((
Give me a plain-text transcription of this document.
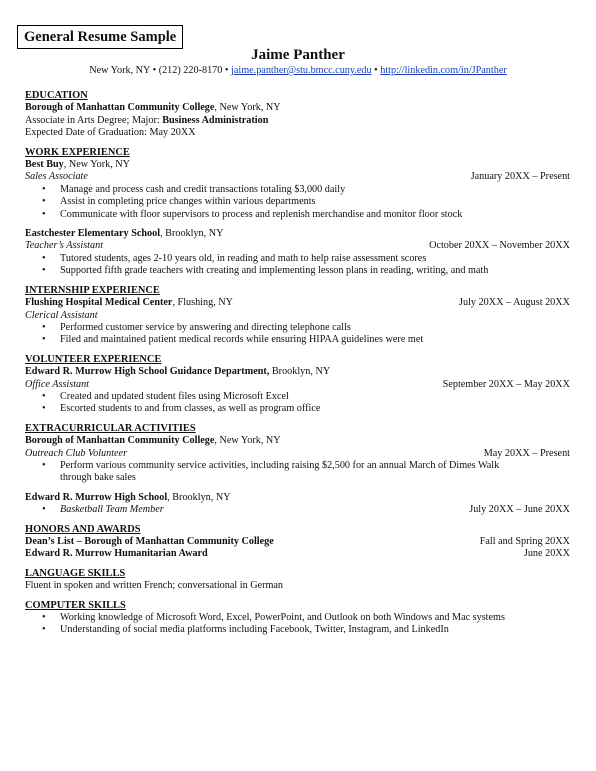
General Resume Sample
Jaime Panther
New York, NY • (212) 220-8170 • jaime.panther@stu.bmcc.cuny.edu • http://linkedin.com/in/JPanther
EDUCATION
Borough of Manhattan Community College, New York, NY
Associate in Arts Degree; Major: Business Administration
Expected Date of Graduation: May 20XX
WORK EXPERIENCE
Best Buy, New York, NY
Sales Associate	January 20XX – Present
• Manage and process cash and credit transactions totaling $3,000 daily
• Assist in completing price changes within various departments
• Communicate with floor supervisors to process and replenish merchandise and monitor floor stock
Eastchester Elementary School, Brooklyn, NY
Teacher’s Assistant	October 20XX – November 20XX
• Tutored students, ages 2-10 years old, in reading and math to help raise assessment scores
• Supported fifth grade teachers with creating and implementing lesson plans in reading, writing, and math
INTERNSHIP EXPERIENCE
Flushing Hospital Medical Center, Flushing, NY	July 20XX – August 20XX
Clerical Assistant
• Performed customer service by answering and directing telephone calls
• Filed and maintained patient medical records while ensuring HIPAA guidelines were met
VOLUNTEER EXPERIENCE
Edward R. Murrow High School Guidance Department, Brooklyn, NY
Office Assistant	September 20XX – May 20XX
• Created and updated student files using Microsoft Excel
• Escorted students to and from classes, as well as program office
EXTRACURRICULAR ACTIVITIES
Borough of Manhattan Community College, New York, NY
Outreach Club Volunteer	May 20XX – Present
• Perform various community service activities, including raising $2,500 for an annual March of Dimes Walk
through bake sales
Edward R. Murrow High School, Brooklyn, NY
• Basketball Team Member	July 20XX – June 20XX
HONORS AND AWARDS
Dean’s List – Borough of Manhattan Community College	Fall and Spring 20XX
Edward R. Murrow Humanitarian Award	June 20XX
LANGUAGE SKILLS
Fluent in spoken and written French; conversational in German
COMPUTER SKILLS
• Working knowledge of Microsoft Word, Excel, PowerPoint, and Outlook on both Windows and Mac systems
• Understanding of social media platforms including Facebook, Twitter, Instagram, and LinkedIn
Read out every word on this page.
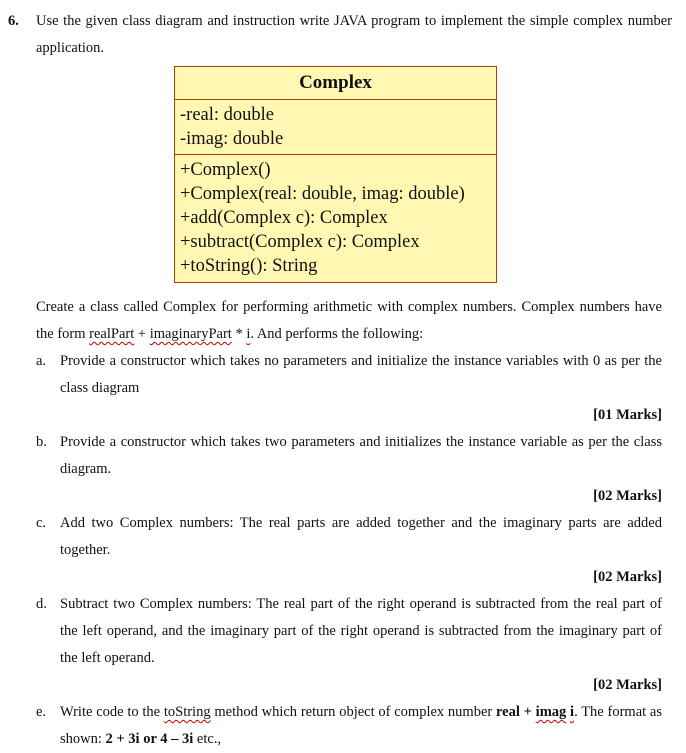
6. Use the given class diagram and instruction write JAVA program to implement the simple complex number application.
Complex
-real: double
-imag: double
+Complex()
+Complex(real: double, imag: double)
+add(Complex c): Complex
+subtract(Complex c): Complex
+toString(): String

Create a class called Complex for performing arithmetic with complex numbers. Complex numbers have the form realPart + imaginaryPart * i. And performs the following:

a. Provide a constructor which takes no parameters and initialize the instance variables with 0 as per the class diagram

[01 Marks]

b. Provide a constructor which takes two parameters and initializes the instance variable as per the class diagram.

[02 Marks]

c. Add two Complex numbers: The real parts are added together and the imaginary parts are added together.

[02 Marks]

d. Subtract two Complex numbers: The real part of the right operand is subtracted from the real part of the left operand, and the imaginary part of the right operand is subtracted from the imaginary part of the left operand.

[02 Marks]

e. Write code to the toString method which return object of complex number real + imag i. The format as shown: 2 + 3i or 4 – 3i etc.,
))
▶ **WRITTEN PROBLEM**
Quote everything in the listing above exactly; pictures are the only thing to omit.

▶ **TASK ANSWER**
Give me a plain-text transcription of this document.
General Resume Sample
Jaime Panther
New York, NY • (212) 220-8170 • jaime.panther@stu.bmcc.cuny.edu • http://linkedin.com/in/JPanther
EDUCATION
Borough of Manhattan Community College, New York, NY
Associate in Arts Degree; Major: Business Administration
Expected Date of Graduation: May 20XX
WORK EXPERIENCE
Best Buy, New York, NY
Sales Associate	January 20XX – Present
• Manage and process cash and credit transactions totaling $3,000 daily
• Assist in completing price changes within various departments
• Communicate with floor supervisors to process and replenish merchandise and monitor floor stock
Eastchester Elementary School, Brooklyn, NY
Teacher’s Assistant	October 20XX – November 20XX
• Tutored students, ages 2-10 years old, in reading and math to help raise assessment scores
• Supported fifth grade teachers with creating and implementing lesson plans in reading, writing, and math
INTERNSHIP EXPERIENCE
Flushing Hospital Medical Center, Flushing, NY	July 20XX – August 20XX
Clerical Assistant
• Performed customer service by answering and directing telephone calls
• Filed and maintained patient medical records while ensuring HIPAA guidelines were met
VOLUNTEER EXPERIENCE
Edward R. Murrow High School Guidance Department, Brooklyn, NY
Office Assistant	September 20XX – May 20XX
• Created and updated student files using Microsoft Excel
• Escorted students to and from classes, as well as program office
EXTRACURRICULAR ACTIVITIES
Borough of Manhattan Community College, New York, NY
Outreach Club Volunteer	May 20XX – Present
• Perform various community service activities, including raising $2,500 for an annual March of Dimes Walk
through bake sales
Edward R. Murrow High School, Brooklyn, NY
• Basketball Team Member	July 20XX – June 20XX
HONORS AND AWARDS
Dean’s List – Borough of Manhattan Community College	Fall and Spring 20XX
Edward R. Murrow Humanitarian Award	June 20XX
LANGUAGE SKILLS
Fluent in spoken and written French; conversational in German
COMPUTER SKILLS
• Working knowledge of Microsoft Word, Excel, PowerPoint, and Outlook on both Windows and Mac systems
• Understanding of social media platforms including Facebook, Twitter, Instagram, and LinkedIn
Read out every word on this page.
6. Use the given class diagram and instruction write JAVA program to implement the simple complex number application.
Complex
-real: double
-imag: double
+Complex()
+Complex(real: double, imag: double)
+add(Complex c): Complex
+subtract(Complex c): Complex
+toString(): String

Create a class called Complex for performing arithmetic with complex numbers. Complex numbers have the form realPart + imaginaryPart * i. And performs the following:

a. Provide a constructor which takes no parameters and initialize the instance variables with 0 as per the class diagram

[01 Marks]

b. Provide a constructor which takes two parameters and initializes the instance variable as per the class diagram.

[02 Marks]

c. Add two Complex numbers: The real parts are added together and the imaginary parts are added together.

[02 Marks]

d. Subtract two Complex numbers: The real part of the right operand is subtracted from the real part of the left operand, and the imaginary part of the right operand is subtracted from the imaginary part of the left operand.

[02 Marks]

e. Write code to the toString method which return object of complex number real + imag i. The format as shown: 2 + 3i or 4 – 3i etc.,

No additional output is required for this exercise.